## Texto de leitura
++++++++++

Em uma entrevista à Vanity Fair, anterior ao lançamento de “Cautiva”, seu companheiro de cativeiro Luis Eladio Pérez afirmou que Clara sentiu a pressão de seu relógio biológico e por isso decidiu ter o bebê, inclusive pensando que assim seria liberada pela guerrilha – fato que ela, de alguma maneira, chega a assumir no livro. Mas o ex-congressista, muito mais próximo a Ingrid Betancourt, com quem teve uma relação amorosa durante o seqüestro, deu novas declarações, como a que um comandante das Farc lhe revelou que um guerrilheiro havia sido morto por ter relações sexuais com Clara. “São versões dele, não entendo porque as divulga. Fico surpresa”, diz Rojas, acrescentando que quer ficar fora de polêmicas. “Quantos milhões de pessoas hoje estão pensando na minha vida? Não posso responder tudo, certo?”.
Mulher valente
Para Ana Teresa Bernal, membro da Comissão Nacional de Reparação e Reconciliação (CNRR), Clara tem o direito de contar sua história. Inclusive, “ao viver esses momentos dramáticos do parto e depois da separação do bebê, ela tem a chance de relatar a experiência do seqüestro em outro nível”, afirma a atual presidente da Rede Nacional de Iniciativas pela Paz (Redepaz) ao Opera Mundi.
Ana Teresa, que encontrou Clara Rojas em algumas ocasiões antes e depois do seqüestro, é daquelas pessoas que preferem se concentrar nos fatos, mais do que em suas motivações. “Sempre admirei sua lealdade como companheira que ficou ao lado de Ingrid Betancourt quando a situação política era frágil e, além disso, havia um enorme risco de seqüestro. O episódio da gravidez e de ter o filho na selva a torna, sem dúvida, uma mulher ainda mais valente e destacada”, opina.

++++++++++

## Dados registrados
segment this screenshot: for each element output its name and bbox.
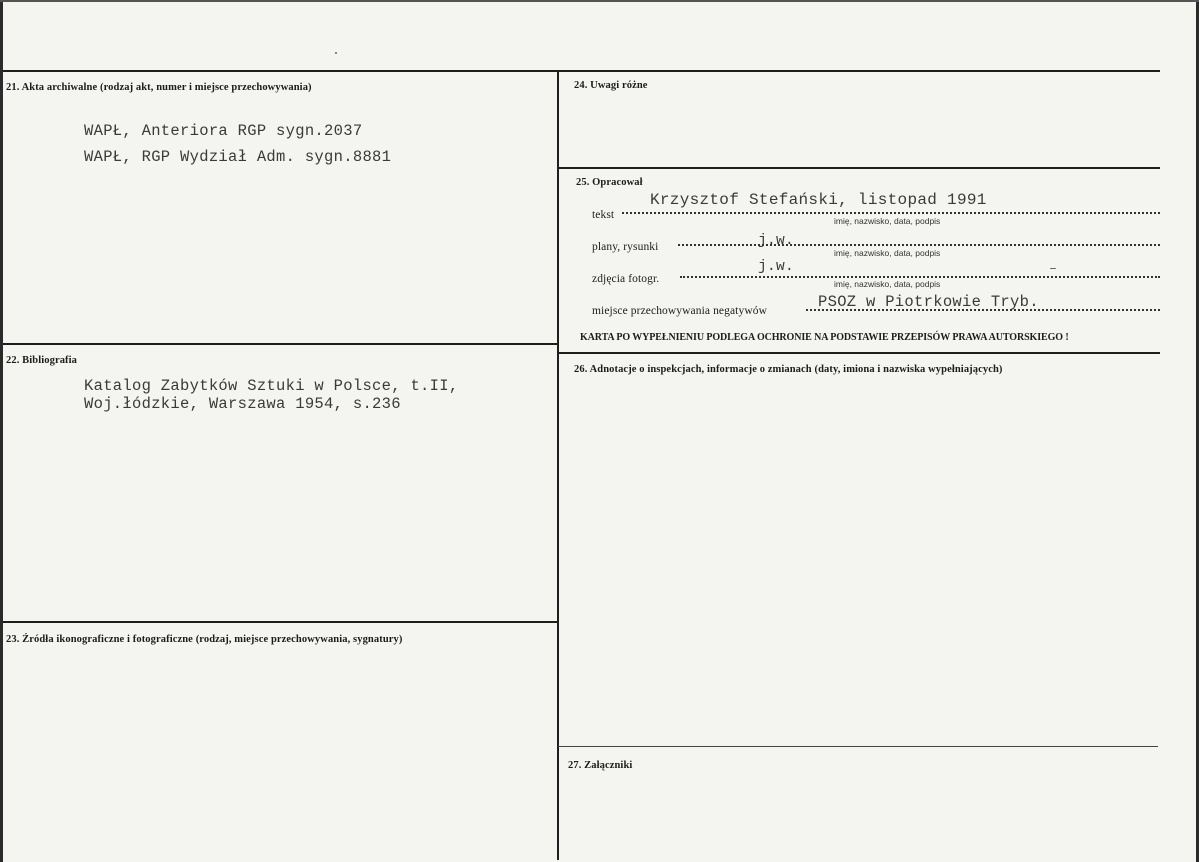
card-border-top [0, 0, 1199, 2]
plany-dotted-line [678, 244, 1160, 246]
rule-top [3, 70, 1160, 72]
scan-speck [1050, 268, 1056, 269]
zdjecia-label: zdjęcia fotogr. [592, 273, 660, 285]
rule-22-23 [3, 621, 558, 623]
archive-line-1: WAPŁ, Anteriora RGP sygn.2037 [84, 122, 363, 140]
archive-line-2: WAPŁ, RGP Wydział Adm. sygn.8881 [84, 148, 392, 166]
zdjecia-dotted-line [680, 276, 1160, 278]
tekst-sublabel: imię, nazwisko, data, podpis [834, 216, 941, 226]
rule-21-22 [3, 343, 558, 345]
section-21-hint: (rodzaj akt, numer i miejsce przechowywania) [100, 82, 312, 93]
tekst-dotted-line [622, 212, 1160, 214]
bibliography-line-2: Woj.łódzkie, Warszawa 1954, s.236 [84, 395, 401, 413]
section-21-title: 21. Akta archiwalne [6, 82, 98, 93]
section-23-title: 23. Źródła ikonograficzne i fotograficzne [6, 634, 193, 645]
section-26-hint: (daty, imiona i nazwiska wypełniających) [814, 364, 1003, 375]
zdjecia-value: j.w. [758, 259, 795, 275]
section-27-label: 27. Załączniki [568, 760, 633, 771]
section-23-hint: (rodzaj, miejsce przechowywania, sygnatury) [195, 634, 403, 645]
section-22-label: 22. Bibliografia [6, 355, 78, 366]
copyright-notice: KARTA PO WYPEŁNIENIU PODLEGA OCHRONIE NA PODSTAWIE PRZEPISÓW PRAWA AUTORSKIEGO ! [580, 332, 1069, 343]
plany-sublabel: imię, nazwisko, data, podpis [834, 248, 941, 258]
rule-25-26 [558, 352, 1160, 354]
bibliography-line-1: Katalog Zabytków Sztuki w Polsce, t.II, [84, 377, 459, 395]
plany-label: plany, rysunki [592, 241, 659, 253]
card-border-left [0, 0, 3, 862]
section-25-label: 25. Opracował [576, 177, 643, 188]
negatywy-value: PSOZ w Piotrkowie Tryb. [818, 293, 1039, 311]
section-26-title: 26. Adnotacje o inspekcjach, informacje o zmianach [574, 364, 812, 375]
section-24-label: 24. Uwagi różne [574, 80, 648, 91]
negatywy-label: miejsce przechowywania negatywów [592, 305, 767, 317]
rule-24-25 [558, 167, 1160, 169]
zdjecia-sublabel: imię, nazwisko, data, podpis [834, 279, 941, 289]
rule-center [557, 70, 559, 860]
section-21-label [6, 82, 312, 93]
tekst-value: Krzysztof Stefański, listopad 1991 [650, 191, 987, 209]
tekst-label: tekst [592, 209, 615, 221]
rule-26-27 [558, 746, 1158, 747]
section-23-label [6, 634, 402, 645]
scan-speck [335, 52, 337, 54]
plany-value: j.w. [758, 233, 795, 249]
section-26-label [574, 364, 1003, 375]
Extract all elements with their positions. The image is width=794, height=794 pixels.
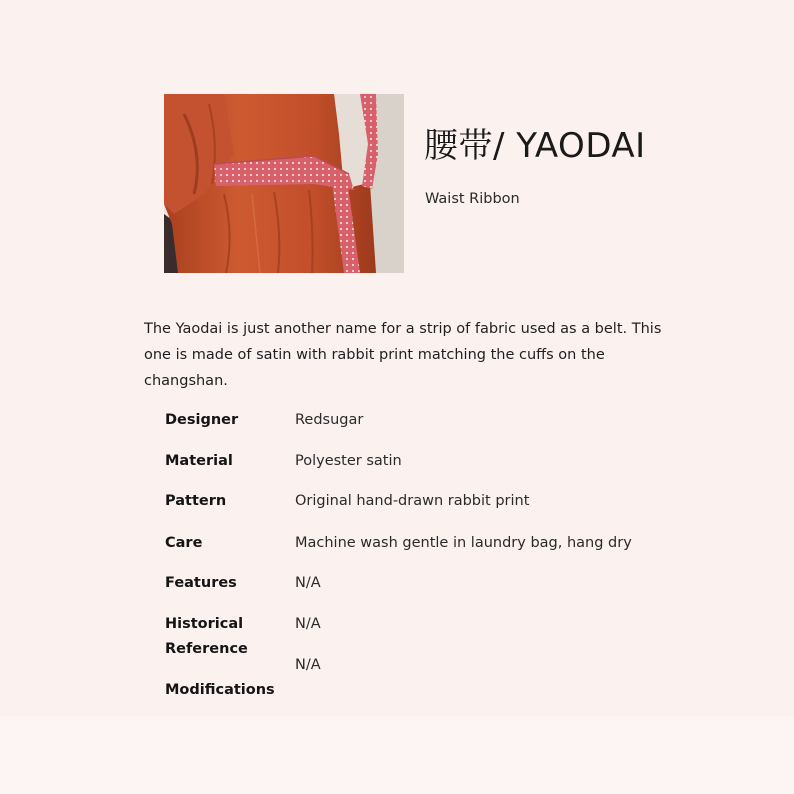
spec-value-material: Polyester satin — [295, 453, 402, 469]
product-title: 腰带/ YAODAI — [424, 126, 646, 166]
spec-label-pattern: Pattern — [165, 493, 227, 509]
product-photo — [164, 94, 404, 273]
product-description: The Yaodai is just another name for a strip of fabric used as a belt. This one is made of satin with rabbit print matching the cuffs on the changshan. — [144, 321, 662, 389]
spec-label-care: Care — [165, 535, 203, 551]
spec-label-historical-reference: Historical Reference — [165, 616, 248, 657]
spec-label-features: Features — [165, 575, 237, 591]
page-footer-band — [0, 716, 794, 794]
product-photo-illustration — [164, 94, 404, 273]
spec-value-pattern: Original hand-drawn rabbit print — [295, 493, 530, 509]
product-subtitle: Waist Ribbon — [425, 191, 520, 207]
spec-value-historical-reference: N/A — [295, 616, 321, 632]
spec-value-care: Machine wash gentle in laundry bag, hang dry — [295, 535, 632, 551]
spec-value-modifications: N/A — [295, 657, 321, 673]
spec-label-material: Material — [165, 453, 233, 469]
spec-label-modifications: Modifications — [165, 682, 275, 698]
spec-label-designer: Designer — [165, 412, 239, 428]
spec-value-designer: Redsugar — [295, 412, 364, 428]
spec-value-features: N/A — [295, 575, 321, 591]
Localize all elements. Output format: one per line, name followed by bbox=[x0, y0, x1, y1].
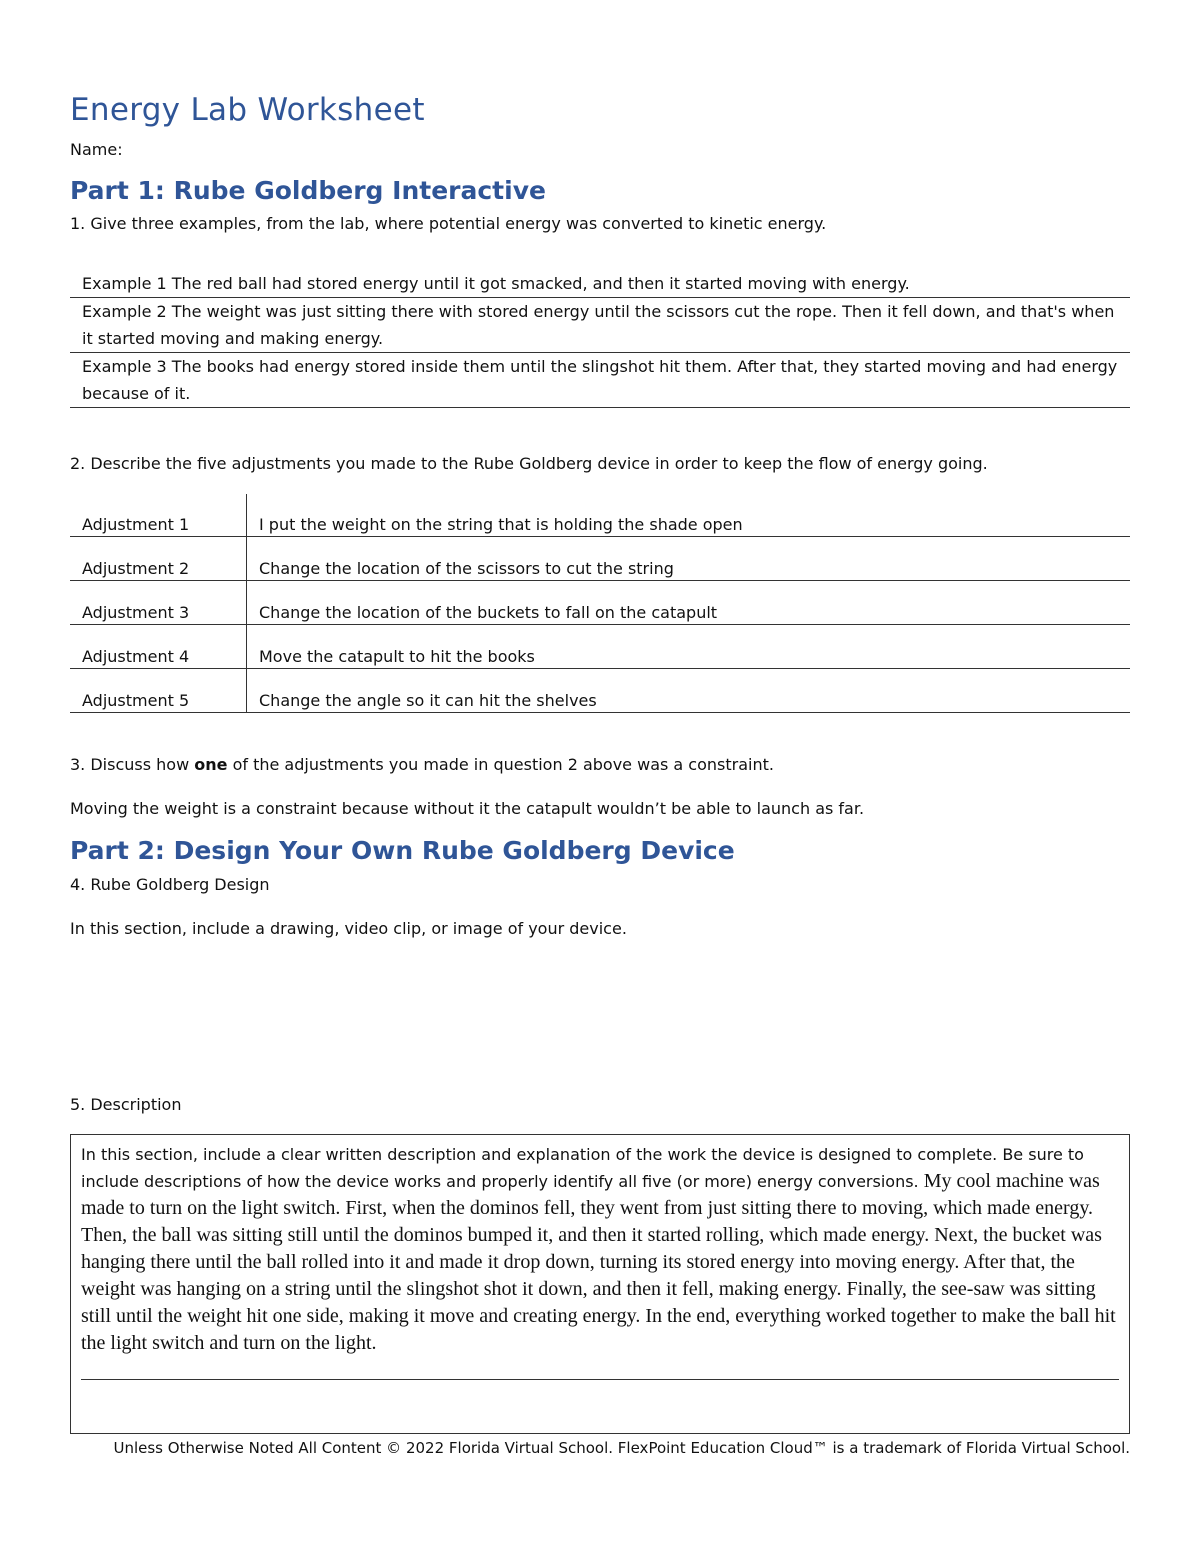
question-2: 2. Describe the five adjustments you made to the Rube Goldberg device in order to keep the flow of energy going. bbox=[70, 454, 988, 473]
description-text bbox=[81, 1141, 1121, 1357]
adjustment-1-label: Adjustment 1 bbox=[70, 494, 247, 537]
adjustment-5-value[interactable]: Change the angle so it can hit the shelves bbox=[247, 669, 1131, 713]
description-instruction: In this section, include a clear written description and explanation of the work the device is designed to complete. Be sure to include descriptions of how the device works and properly identify all five (or more) energy conversions. bbox=[81, 1145, 1084, 1191]
question-3-emphasis: one bbox=[194, 755, 228, 774]
question-4: 4. Rube Goldberg Design bbox=[70, 875, 270, 894]
question-1: 1. Give three examples, from the lab, where potential energy was converted to kinetic energy. bbox=[70, 214, 827, 233]
question-4-instruction: In this section, include a drawing, video clip, or image of your device. bbox=[70, 919, 627, 938]
table-row bbox=[70, 353, 1130, 408]
question-3-answer[interactable]: Moving the weight is a constraint because without it the catapult wouldn’t be able to launch as far. bbox=[70, 799, 865, 818]
description-box[interactable] bbox=[70, 1134, 1130, 1434]
table-row bbox=[70, 537, 1130, 581]
table-row bbox=[70, 669, 1130, 713]
question-3 bbox=[70, 755, 774, 774]
description-answer[interactable]: My cool machine was made to turn on the light switch. First, when the dominos fell, they went from just sitting there to moving, which made energy. Then, the ball was sitting still until the dominos bumped it, and then it started rolling, which made energy. Next, the bucket was hanging there until the ball rolled into it and made it drop down, turning its stored energy into moving energy. After that, the weight was hanging on a string until the slingshot shot it down, and then it fell, making energy. Finally, the see-saw was sitting still until the weight hit one side, making it move and creating energy. In the end, everything worked together to make the ball hit the light switch and turn on the light. bbox=[81, 1170, 1116, 1354]
question-3-prefix: 3. Discuss how bbox=[70, 755, 195, 774]
adjustments-table bbox=[70, 494, 1130, 713]
description-divider bbox=[81, 1379, 1119, 1380]
question-3-suffix: of the adjustments you made in question 2 above was a constraint. bbox=[227, 755, 774, 774]
example-1-cell[interactable]: Example 1 The red ball had stored energy until it got smacked, and then it started moving with energy. bbox=[70, 270, 1130, 298]
adjustment-3-value[interactable]: Change the location of the buckets to fall on the catapult bbox=[247, 581, 1131, 625]
table-row bbox=[70, 270, 1130, 298]
adjustment-4-label: Adjustment 4 bbox=[70, 625, 247, 669]
name-label: Name: bbox=[70, 140, 123, 159]
page-title: Energy Lab Worksheet bbox=[70, 92, 425, 128]
part1-heading: Part 1: Rube Goldberg Interactive bbox=[70, 176, 546, 205]
part2-heading: Part 2: Design Your Own Rube Goldberg Device bbox=[70, 836, 735, 865]
adjustment-5-label: Adjustment 5 bbox=[70, 669, 247, 713]
examples-table bbox=[70, 270, 1130, 408]
adjustment-4-value[interactable]: Move the catapult to hit the books bbox=[247, 625, 1131, 669]
adjustment-3-label: Adjustment 3 bbox=[70, 581, 247, 625]
table-row bbox=[70, 581, 1130, 625]
table-row bbox=[70, 494, 1130, 537]
adjustment-1-value[interactable]: I put the weight on the string that is holding the shade open bbox=[247, 494, 1131, 537]
table-row bbox=[70, 298, 1130, 353]
adjustment-2-label: Adjustment 2 bbox=[70, 537, 247, 581]
question-5: 5. Description bbox=[70, 1095, 182, 1114]
table-row bbox=[70, 625, 1130, 669]
adjustment-2-value[interactable]: Change the location of the scissors to cut the string bbox=[247, 537, 1131, 581]
example-3-cell[interactable]: Example 3 The books had energy stored inside them until the slingshot hit them. After that, they started moving and had energy because of it. bbox=[70, 353, 1130, 408]
footer-copyright: Unless Otherwise Noted All Content © 2022 Florida Virtual School. FlexPoint Education Cloud™ is a trademark of Florida Virtual School. bbox=[113, 1439, 1130, 1457]
example-2-cell[interactable]: Example 2 The weight was just sitting there with stored energy until the scissors cut the rope. Then it fell down, and that's when it started moving and making energy. bbox=[70, 298, 1130, 353]
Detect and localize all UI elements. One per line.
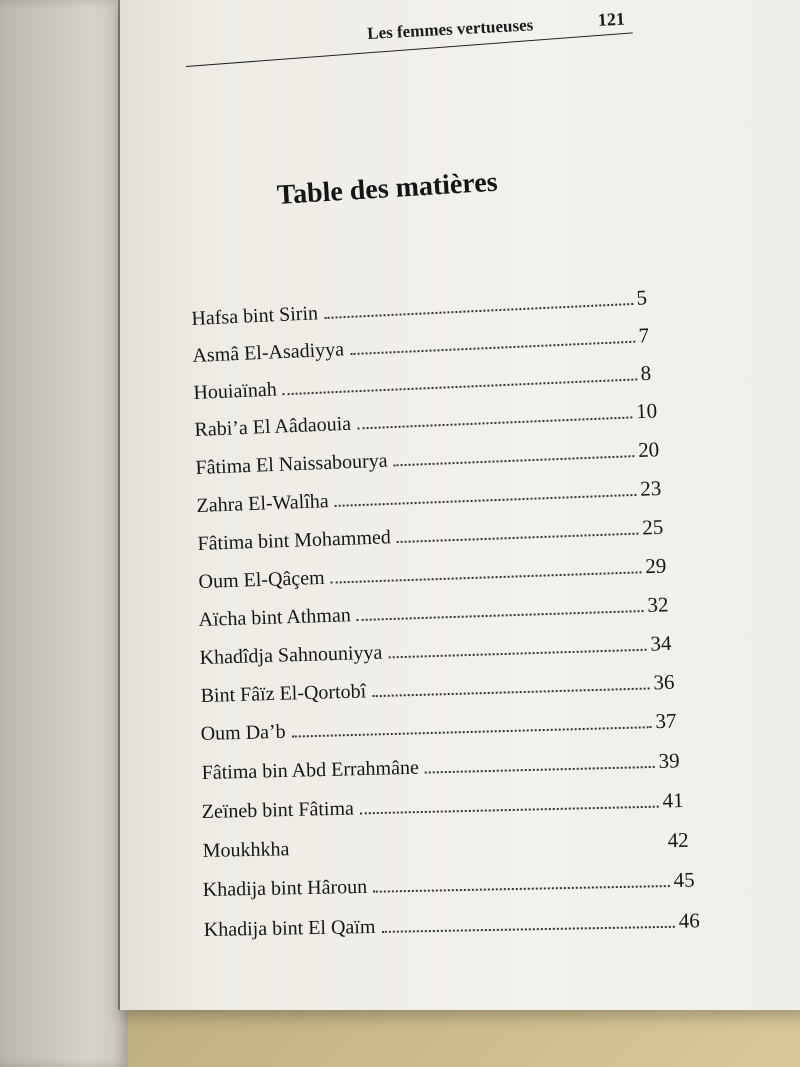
dot-leader: [357, 610, 644, 621]
toc-entry-title: Aïcha bint Athman: [198, 604, 352, 632]
toc-entry[interactable]: [200, 706, 677, 746]
dot-leader: [331, 571, 642, 583]
toc-entry-page: 39: [658, 748, 680, 773]
dot-leader: [397, 533, 639, 543]
toc-entry-page: 32: [646, 592, 669, 617]
dot-leader: [425, 766, 655, 774]
toc-entry-title: Khadija bint Hâroun: [202, 875, 368, 902]
toc-entry-title: Zeïneb bint Fâtima: [201, 797, 355, 824]
toc-entry-page: 42: [667, 827, 689, 853]
toc-entry[interactable]: [202, 865, 694, 902]
toc-entry[interactable]: [195, 434, 660, 480]
toc-entry-page: 45: [673, 867, 695, 892]
toc-entry[interactable]: [199, 628, 672, 670]
toc-entry-page: 37: [655, 708, 677, 734]
dot-leader: [381, 926, 674, 933]
toc-entry-page: 25: [641, 514, 664, 540]
toc-title: Table des matières: [276, 166, 499, 212]
dot-leader: [335, 494, 637, 507]
toc-entry[interactable]: [200, 667, 675, 708]
toc-entry-title: Fâtima El Naissabourya: [195, 449, 389, 480]
toc-entry-title: Hafsa bint Sirin: [190, 302, 319, 331]
dot-leader: [360, 806, 659, 815]
toc-entry-title: Fâtima bint Mohammed: [197, 526, 392, 556]
toc-entry-title: Oum El-Qâçem: [198, 566, 325, 594]
toc-entry-page: 23: [639, 475, 662, 501]
dot-leader: [388, 649, 646, 659]
toc-entry-title: Asmâ El-Asadiyya: [191, 338, 345, 368]
toc-entry[interactable]: [201, 785, 684, 824]
dot-leader: [292, 726, 652, 737]
toc-entry-title: Rabi’a El Aâdaouia: [194, 412, 352, 442]
toc-entry-title: Khadija bint El Qaïm: [203, 916, 376, 942]
toc-entry-page: 41: [662, 788, 684, 813]
dot-leader: [394, 455, 635, 466]
toc-entry-page: 20: [637, 437, 660, 462]
toc-entry-title: Khadîdja Sahnouniyya: [199, 641, 383, 670]
toc-entry[interactable]: [194, 395, 658, 442]
toc-entry[interactable]: [204, 905, 700, 942]
toc-entry-title: Bint Fâïz El-Qortobî: [200, 680, 367, 708]
toc-entry-page: 7: [637, 323, 650, 348]
toc-entry-page: 34: [650, 631, 672, 656]
toc-entry[interactable]: [197, 512, 664, 556]
dot-leader: [357, 416, 632, 429]
running-title: Les femmes vertueuses: [366, 15, 534, 44]
toc-entry-title: Houiaïnah: [193, 378, 278, 405]
dot-leader: [283, 378, 637, 395]
toc-entry-title: Oum Da’b: [200, 720, 286, 746]
toc-entry-page: 36: [653, 669, 675, 695]
toc-entry-page: 8: [640, 360, 652, 386]
toc-entry-page: 10: [635, 398, 658, 424]
toc-entry-title: Moukhkha: [202, 838, 290, 863]
toc-entry-title: Fâtima bin Abd Errahmâne: [201, 756, 420, 785]
toc-entry-page: 46: [678, 908, 700, 933]
page-number: 121: [597, 8, 626, 30]
toc-entry[interactable]: [198, 589, 669, 632]
toc-entry[interactable]: [202, 825, 688, 863]
toc-entry-page: 29: [644, 553, 667, 579]
toc-entry-title: Zahra El-Walîha: [196, 490, 330, 518]
toc-entry[interactable]: [198, 550, 667, 594]
dot-leader: [324, 303, 633, 319]
toc-entry-page: 5: [635, 285, 648, 310]
dot-leader: [372, 687, 649, 697]
toc-entry[interactable]: [201, 745, 680, 785]
dot-leader: [373, 885, 670, 893]
dot-leader: [350, 341, 635, 355]
toc-entry[interactable]: [196, 473, 662, 518]
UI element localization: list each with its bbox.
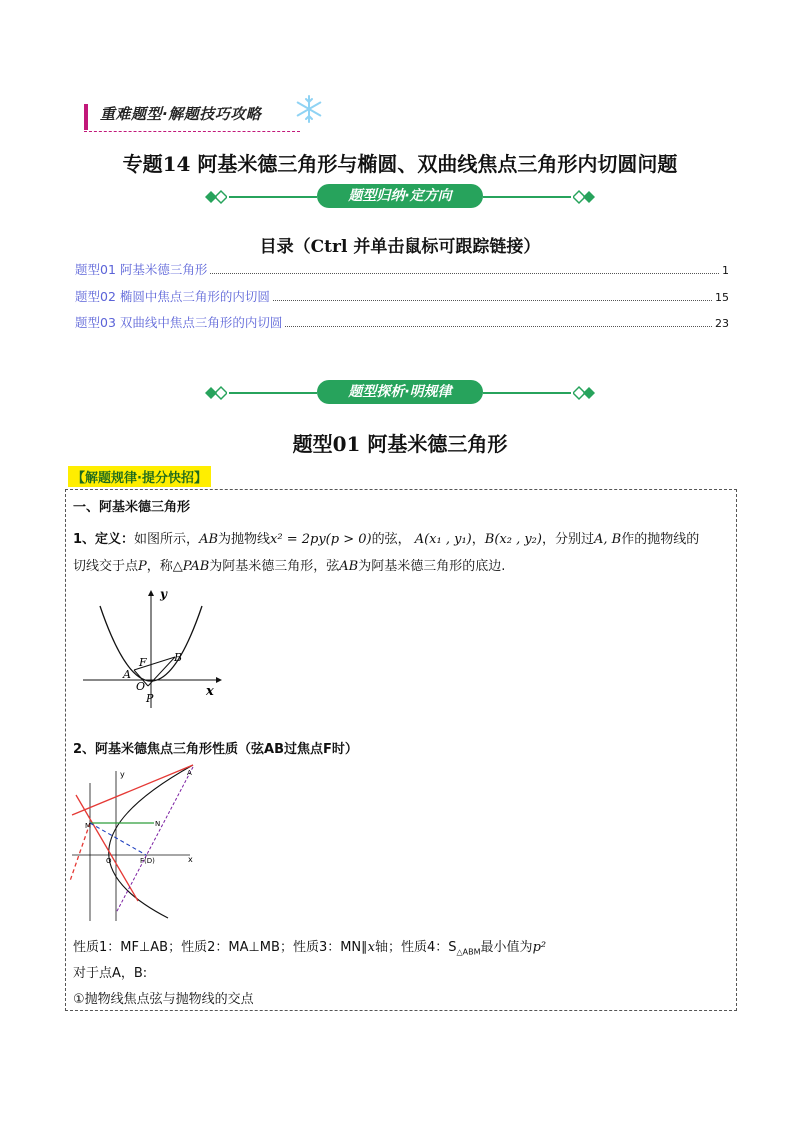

++++++++++

## Seu objetivo
Pode reescrever o trecho do texto sobre Clara Rojas que começa em "Mulher valente" e termina em "ao Opera Mundi.", trocando "parto" por "nascimento"? Você não vai precisar do material para resolver esta atividade.

## Resposta do exercício
Mulher valente
Para Ana Teresa Bernal, membro da Comissão Nacional de Reparação e Reconciliação (CNRR), Clara tem o direito de contar sua história. Inclusive, “ao viver esses momentos dramáticos do nascimento e depois da separação do bebê, ela tem a chance de relatar a experiência do seqüestro em outro nível”, afirma a atual presidente da Rede Nacional de Iniciativas pela Paz (Redepaz) ao Opera Mundi.